**Required task:** Repeat, exactly and completely, the entries shown underneath.

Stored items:
---+---

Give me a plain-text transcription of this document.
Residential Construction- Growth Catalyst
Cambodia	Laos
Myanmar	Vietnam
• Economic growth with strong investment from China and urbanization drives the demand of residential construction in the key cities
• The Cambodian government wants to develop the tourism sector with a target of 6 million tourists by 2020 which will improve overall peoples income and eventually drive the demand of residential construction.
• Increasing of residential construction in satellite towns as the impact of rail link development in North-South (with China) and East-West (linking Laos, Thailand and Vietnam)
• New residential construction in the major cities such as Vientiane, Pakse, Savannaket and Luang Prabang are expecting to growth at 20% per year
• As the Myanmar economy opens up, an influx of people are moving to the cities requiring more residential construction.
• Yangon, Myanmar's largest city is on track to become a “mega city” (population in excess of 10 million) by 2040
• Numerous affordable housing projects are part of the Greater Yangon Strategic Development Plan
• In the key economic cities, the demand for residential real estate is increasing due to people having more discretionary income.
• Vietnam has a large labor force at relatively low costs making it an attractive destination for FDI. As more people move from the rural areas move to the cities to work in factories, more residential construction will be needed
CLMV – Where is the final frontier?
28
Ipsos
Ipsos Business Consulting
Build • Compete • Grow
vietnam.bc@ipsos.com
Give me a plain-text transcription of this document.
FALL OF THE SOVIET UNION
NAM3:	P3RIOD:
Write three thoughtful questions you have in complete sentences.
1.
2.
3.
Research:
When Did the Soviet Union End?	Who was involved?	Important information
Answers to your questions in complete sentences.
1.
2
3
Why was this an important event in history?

---+---

**Right answer:**
Give me a plain-text transcription of this document.
Residential Construction- Growth Catalyst
Cambodia	Laos
Myanmar	Vietnam
• Economic growth with strong investment from China and urbanization drives the demand of residential construction in the key cities
• The Cambodian government wants to develop the tourism sector with a target of 6 million tourists by 2020 which will improve overall peoples income and eventually drive the demand of residential construction.
• Increasing of residential construction in satellite towns as the impact of rail link development in North-South (with China) and East-West (linking Laos, Thailand and Vietnam)
• New residential construction in the major cities such as Vientiane, Pakse, Savannaket and Luang Prabang are expecting to growth at 20% per year
• As the Myanmar economy opens up, an influx of people are moving to the cities requiring more residential construction.
• Yangon, Myanmar's largest city is on track to become a “mega city” (population in excess of 10 million) by 2040
• Numerous affordable housing projects are part of the Greater Yangon Strategic Development Plan
• In the key economic cities, the demand for residential real estate is increasing due to people having more discretionary income.
• Vietnam has a large labor force at relatively low costs making it an attractive destination for FDI. As more people move from the rural areas move to the cities to work in factories, more residential construction will be needed
CLMV – Where is the final frontier?
28
Ipsos
Ipsos Business Consulting
Build • Compete • Grow
vietnam.bc@ipsos.com
Give me a plain-text transcription of this document.
FALL OF THE SOVIET UNION
NAM3:	P3RIOD:
Write three thoughtful questions you have in complete sentences.
1.
2.
3.
Research:
When Did the Soviet Union End?	Who was involved?	Important information
Answers to your questions in complete sentences.
1.
2
3
Why was this an important event in history?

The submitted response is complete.